### Problem requirements
Filter the listing below, copying every line in which the word "totals" appears.

### Material
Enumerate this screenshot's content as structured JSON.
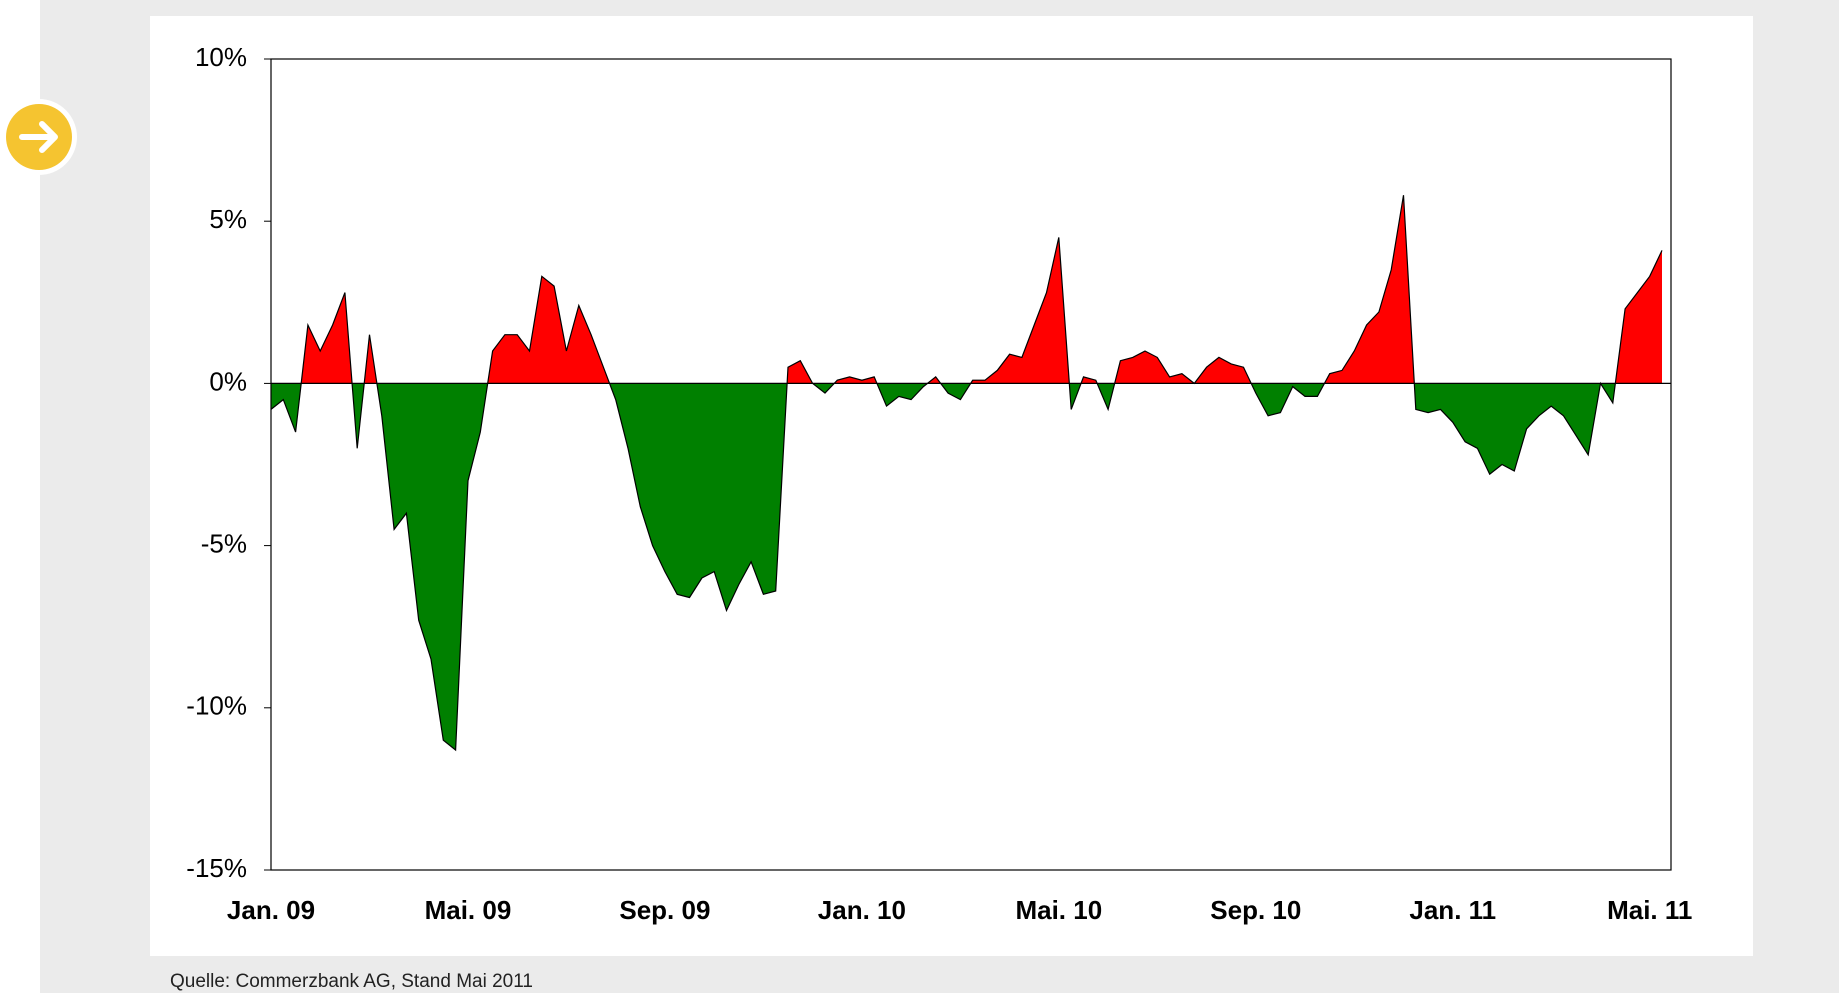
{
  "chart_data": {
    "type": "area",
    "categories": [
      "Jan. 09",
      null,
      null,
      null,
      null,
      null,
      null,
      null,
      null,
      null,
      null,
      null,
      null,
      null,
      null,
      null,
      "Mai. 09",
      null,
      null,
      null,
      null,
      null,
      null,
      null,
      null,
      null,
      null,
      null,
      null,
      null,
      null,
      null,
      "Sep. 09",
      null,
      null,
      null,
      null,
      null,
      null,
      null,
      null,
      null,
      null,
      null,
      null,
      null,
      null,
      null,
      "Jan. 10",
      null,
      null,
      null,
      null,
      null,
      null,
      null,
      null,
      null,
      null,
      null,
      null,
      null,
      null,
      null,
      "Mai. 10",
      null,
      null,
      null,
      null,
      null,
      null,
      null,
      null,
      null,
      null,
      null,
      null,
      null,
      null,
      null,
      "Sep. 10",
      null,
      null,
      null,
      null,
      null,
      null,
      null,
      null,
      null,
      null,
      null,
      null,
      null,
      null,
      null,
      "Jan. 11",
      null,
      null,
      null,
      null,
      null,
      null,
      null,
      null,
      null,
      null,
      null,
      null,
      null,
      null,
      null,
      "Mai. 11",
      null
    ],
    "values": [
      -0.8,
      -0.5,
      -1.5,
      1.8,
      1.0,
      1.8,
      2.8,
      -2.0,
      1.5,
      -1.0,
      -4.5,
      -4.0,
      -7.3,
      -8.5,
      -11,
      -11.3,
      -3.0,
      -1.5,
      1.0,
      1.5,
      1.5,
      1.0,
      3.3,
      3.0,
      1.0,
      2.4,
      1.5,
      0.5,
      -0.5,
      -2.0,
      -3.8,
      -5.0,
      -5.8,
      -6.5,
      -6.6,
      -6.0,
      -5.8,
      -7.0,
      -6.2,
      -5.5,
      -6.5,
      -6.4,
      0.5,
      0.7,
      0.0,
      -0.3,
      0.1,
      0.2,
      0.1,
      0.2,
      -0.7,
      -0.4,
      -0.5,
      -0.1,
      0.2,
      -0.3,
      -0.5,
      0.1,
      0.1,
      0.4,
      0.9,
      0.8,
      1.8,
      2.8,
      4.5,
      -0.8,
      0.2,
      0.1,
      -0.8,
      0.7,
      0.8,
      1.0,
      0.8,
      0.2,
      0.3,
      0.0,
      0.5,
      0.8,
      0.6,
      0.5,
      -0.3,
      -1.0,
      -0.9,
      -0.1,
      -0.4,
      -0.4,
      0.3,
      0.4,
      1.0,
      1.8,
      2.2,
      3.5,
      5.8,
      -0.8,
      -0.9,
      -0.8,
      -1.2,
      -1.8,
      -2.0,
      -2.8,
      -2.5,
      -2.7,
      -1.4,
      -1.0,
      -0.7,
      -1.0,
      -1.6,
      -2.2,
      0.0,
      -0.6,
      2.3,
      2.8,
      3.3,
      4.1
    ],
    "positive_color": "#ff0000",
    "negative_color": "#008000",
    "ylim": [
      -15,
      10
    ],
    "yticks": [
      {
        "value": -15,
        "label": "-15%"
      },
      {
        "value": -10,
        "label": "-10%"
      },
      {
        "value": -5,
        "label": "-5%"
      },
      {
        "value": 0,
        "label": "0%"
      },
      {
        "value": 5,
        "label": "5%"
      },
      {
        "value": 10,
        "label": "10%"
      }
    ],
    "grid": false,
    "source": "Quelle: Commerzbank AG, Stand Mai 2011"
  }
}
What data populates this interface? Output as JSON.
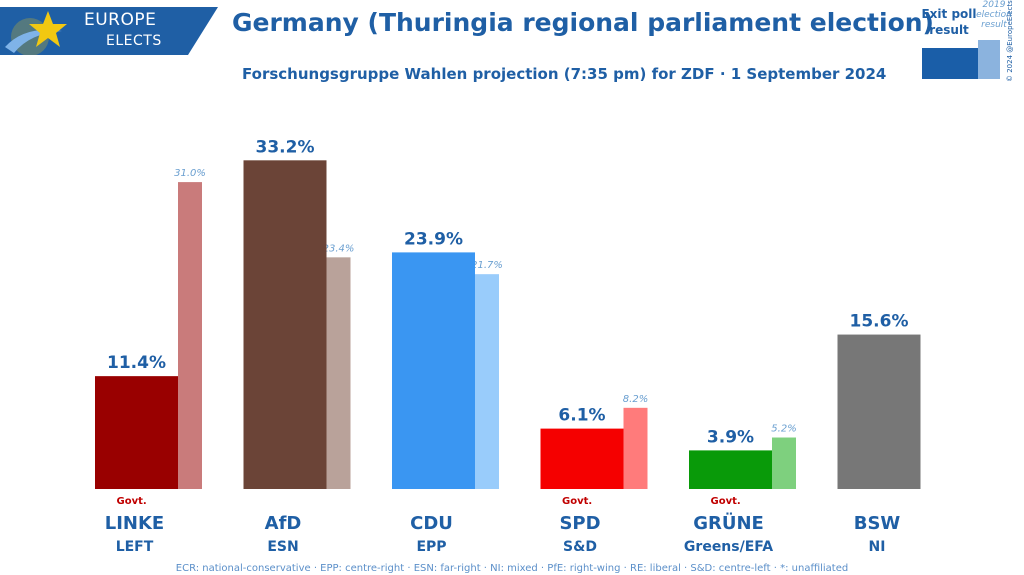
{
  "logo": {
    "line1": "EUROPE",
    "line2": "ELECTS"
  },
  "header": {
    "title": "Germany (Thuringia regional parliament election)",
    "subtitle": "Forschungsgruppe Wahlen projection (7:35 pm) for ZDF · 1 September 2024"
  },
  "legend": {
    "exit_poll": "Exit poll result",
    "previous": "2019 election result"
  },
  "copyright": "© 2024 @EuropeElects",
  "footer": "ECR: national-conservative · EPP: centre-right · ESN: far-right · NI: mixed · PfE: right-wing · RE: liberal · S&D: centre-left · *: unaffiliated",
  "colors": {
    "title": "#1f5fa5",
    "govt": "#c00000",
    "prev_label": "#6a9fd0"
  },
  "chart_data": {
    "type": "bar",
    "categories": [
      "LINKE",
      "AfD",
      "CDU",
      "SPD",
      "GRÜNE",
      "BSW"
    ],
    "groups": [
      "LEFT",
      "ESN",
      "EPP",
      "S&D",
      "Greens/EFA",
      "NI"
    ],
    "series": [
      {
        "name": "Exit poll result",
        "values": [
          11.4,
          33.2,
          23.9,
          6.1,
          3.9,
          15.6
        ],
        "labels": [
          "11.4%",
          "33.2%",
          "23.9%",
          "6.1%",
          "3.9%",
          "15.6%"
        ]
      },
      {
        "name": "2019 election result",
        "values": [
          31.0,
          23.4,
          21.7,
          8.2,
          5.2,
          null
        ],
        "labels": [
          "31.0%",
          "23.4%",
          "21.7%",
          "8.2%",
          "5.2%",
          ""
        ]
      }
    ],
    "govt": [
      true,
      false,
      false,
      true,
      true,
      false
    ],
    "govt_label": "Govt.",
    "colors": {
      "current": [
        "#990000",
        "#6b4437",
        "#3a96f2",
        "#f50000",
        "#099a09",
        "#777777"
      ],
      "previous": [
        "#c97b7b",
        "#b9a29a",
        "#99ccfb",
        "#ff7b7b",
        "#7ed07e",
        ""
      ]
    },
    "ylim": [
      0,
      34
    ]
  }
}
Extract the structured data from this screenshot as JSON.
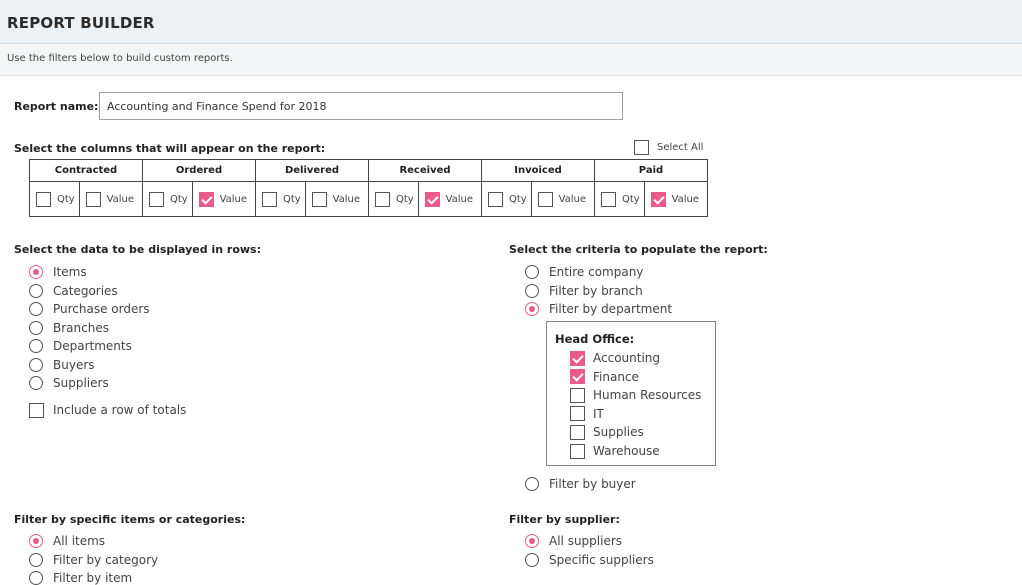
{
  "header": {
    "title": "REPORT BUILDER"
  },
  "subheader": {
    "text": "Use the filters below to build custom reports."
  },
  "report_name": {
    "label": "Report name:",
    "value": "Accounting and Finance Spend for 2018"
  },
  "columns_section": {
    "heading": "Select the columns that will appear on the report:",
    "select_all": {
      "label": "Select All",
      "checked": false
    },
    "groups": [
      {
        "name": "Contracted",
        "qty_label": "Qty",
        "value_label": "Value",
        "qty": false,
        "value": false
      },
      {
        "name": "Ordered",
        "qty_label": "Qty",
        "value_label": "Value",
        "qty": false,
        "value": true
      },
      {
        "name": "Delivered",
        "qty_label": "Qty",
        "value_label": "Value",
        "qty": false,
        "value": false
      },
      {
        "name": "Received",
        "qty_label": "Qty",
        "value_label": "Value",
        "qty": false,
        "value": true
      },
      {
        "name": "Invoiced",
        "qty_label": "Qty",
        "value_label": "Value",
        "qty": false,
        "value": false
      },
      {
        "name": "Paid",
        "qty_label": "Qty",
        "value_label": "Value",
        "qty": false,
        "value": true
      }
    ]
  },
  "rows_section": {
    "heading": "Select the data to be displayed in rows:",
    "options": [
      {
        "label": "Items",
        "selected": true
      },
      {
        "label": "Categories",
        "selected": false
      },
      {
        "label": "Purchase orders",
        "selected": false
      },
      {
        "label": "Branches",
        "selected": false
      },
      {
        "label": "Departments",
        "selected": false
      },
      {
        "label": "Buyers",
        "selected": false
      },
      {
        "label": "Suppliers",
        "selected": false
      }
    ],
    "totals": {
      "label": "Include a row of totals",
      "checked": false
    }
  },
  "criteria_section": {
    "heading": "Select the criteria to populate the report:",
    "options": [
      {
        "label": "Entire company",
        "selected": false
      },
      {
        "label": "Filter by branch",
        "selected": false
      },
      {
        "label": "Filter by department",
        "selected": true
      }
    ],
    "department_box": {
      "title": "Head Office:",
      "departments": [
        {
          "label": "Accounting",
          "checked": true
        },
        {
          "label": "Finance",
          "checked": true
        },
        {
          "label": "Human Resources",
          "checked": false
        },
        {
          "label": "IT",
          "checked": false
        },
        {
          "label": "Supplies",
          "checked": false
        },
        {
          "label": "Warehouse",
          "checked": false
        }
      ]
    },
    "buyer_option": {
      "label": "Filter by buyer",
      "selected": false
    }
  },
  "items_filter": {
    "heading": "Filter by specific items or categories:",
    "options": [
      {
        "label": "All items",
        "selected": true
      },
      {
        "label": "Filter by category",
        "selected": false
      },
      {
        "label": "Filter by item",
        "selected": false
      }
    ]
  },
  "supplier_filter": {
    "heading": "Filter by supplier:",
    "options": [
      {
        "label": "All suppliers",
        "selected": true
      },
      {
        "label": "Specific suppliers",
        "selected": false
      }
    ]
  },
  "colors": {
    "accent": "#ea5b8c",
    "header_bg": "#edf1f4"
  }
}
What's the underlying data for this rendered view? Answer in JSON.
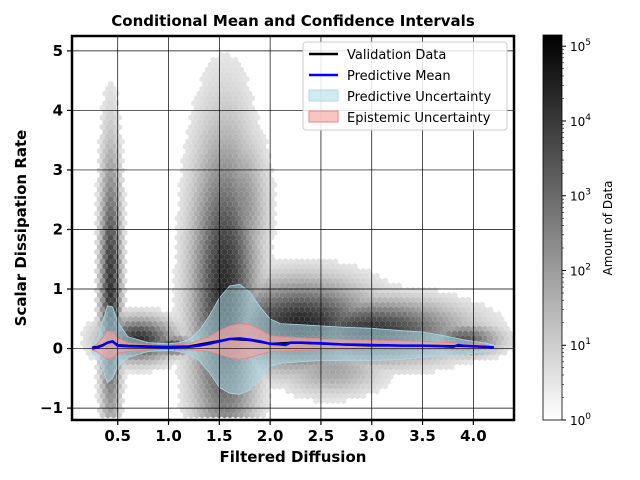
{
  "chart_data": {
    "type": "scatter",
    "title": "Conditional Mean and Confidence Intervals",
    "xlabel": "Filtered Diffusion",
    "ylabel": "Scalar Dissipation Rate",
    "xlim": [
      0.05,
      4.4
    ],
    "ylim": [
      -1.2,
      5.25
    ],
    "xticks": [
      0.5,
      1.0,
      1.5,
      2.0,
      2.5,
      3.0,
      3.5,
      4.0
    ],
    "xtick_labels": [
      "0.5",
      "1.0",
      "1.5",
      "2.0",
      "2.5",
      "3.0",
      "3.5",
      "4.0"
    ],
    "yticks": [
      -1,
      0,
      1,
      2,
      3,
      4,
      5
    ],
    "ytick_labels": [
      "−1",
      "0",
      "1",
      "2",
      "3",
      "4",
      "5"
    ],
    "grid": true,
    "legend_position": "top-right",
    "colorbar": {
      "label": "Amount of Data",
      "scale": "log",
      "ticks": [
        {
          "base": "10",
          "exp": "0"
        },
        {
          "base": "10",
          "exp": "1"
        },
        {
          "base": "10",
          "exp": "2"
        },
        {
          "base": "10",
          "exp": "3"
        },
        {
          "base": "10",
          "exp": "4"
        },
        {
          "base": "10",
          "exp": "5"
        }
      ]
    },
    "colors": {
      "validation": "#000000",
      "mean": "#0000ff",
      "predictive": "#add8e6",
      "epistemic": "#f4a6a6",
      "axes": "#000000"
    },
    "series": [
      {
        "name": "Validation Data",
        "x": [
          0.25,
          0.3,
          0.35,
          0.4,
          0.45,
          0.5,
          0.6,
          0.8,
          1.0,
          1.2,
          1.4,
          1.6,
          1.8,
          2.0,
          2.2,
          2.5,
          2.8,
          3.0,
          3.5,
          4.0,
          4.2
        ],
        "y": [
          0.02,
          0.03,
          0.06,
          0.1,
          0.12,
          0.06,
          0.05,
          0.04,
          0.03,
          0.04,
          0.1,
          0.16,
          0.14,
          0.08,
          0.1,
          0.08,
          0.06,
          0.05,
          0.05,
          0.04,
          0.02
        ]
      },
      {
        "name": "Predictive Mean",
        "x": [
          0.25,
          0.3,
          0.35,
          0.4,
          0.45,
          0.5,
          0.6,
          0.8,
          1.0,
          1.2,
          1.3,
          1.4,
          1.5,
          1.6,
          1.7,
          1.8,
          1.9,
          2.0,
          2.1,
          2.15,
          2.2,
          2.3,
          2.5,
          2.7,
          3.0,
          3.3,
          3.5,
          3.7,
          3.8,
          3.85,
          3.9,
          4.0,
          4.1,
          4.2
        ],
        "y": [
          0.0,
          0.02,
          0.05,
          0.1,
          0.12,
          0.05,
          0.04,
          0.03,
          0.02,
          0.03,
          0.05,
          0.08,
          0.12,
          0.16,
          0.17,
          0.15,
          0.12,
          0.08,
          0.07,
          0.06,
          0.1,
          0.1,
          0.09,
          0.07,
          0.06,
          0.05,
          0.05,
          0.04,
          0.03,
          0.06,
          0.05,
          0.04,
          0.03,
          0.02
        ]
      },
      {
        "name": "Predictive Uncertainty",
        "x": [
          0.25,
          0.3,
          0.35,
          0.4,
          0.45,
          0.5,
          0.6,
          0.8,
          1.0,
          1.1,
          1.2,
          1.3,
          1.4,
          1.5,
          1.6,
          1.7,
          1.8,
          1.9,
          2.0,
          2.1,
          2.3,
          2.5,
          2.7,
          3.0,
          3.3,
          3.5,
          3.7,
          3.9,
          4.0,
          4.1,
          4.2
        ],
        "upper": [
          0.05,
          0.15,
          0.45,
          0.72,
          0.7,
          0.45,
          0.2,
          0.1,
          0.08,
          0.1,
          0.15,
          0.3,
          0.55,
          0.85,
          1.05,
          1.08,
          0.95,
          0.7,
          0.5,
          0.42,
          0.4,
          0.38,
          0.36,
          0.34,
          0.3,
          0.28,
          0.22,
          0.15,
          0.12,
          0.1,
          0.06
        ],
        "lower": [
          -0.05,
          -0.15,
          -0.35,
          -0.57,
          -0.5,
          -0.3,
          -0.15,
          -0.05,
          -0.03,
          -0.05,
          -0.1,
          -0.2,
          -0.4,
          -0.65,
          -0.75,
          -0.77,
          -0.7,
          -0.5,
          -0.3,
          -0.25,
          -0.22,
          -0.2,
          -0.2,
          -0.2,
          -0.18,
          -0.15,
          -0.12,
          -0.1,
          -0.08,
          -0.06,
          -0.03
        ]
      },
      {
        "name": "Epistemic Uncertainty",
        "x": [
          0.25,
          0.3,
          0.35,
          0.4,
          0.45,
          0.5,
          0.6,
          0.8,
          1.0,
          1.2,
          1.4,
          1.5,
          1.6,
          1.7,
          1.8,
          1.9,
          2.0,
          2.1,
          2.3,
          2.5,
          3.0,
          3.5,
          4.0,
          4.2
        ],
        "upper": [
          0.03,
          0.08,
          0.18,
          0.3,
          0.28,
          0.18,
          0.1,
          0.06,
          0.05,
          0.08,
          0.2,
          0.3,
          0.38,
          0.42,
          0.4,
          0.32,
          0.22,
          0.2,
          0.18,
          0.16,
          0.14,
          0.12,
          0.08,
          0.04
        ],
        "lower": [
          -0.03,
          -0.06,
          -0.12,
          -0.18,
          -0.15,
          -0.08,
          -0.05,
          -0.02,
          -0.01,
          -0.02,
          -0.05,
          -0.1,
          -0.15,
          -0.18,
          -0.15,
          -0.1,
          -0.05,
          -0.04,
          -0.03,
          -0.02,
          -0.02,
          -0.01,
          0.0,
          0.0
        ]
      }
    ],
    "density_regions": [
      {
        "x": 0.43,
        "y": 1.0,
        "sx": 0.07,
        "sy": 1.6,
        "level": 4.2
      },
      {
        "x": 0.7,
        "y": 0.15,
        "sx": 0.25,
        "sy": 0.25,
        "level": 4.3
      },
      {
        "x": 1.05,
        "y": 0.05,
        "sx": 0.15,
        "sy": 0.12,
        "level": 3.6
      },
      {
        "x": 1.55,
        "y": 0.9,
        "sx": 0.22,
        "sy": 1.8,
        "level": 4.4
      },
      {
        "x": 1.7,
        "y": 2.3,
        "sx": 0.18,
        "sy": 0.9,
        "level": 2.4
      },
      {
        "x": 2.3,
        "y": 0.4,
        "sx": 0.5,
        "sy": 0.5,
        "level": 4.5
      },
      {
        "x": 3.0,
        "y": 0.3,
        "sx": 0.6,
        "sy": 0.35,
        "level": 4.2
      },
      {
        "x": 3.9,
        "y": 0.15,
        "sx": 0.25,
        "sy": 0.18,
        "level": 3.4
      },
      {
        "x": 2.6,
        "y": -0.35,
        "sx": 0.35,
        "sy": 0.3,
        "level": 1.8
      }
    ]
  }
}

### Result of this task
    "totals": {
      "label": "Include a row of totals",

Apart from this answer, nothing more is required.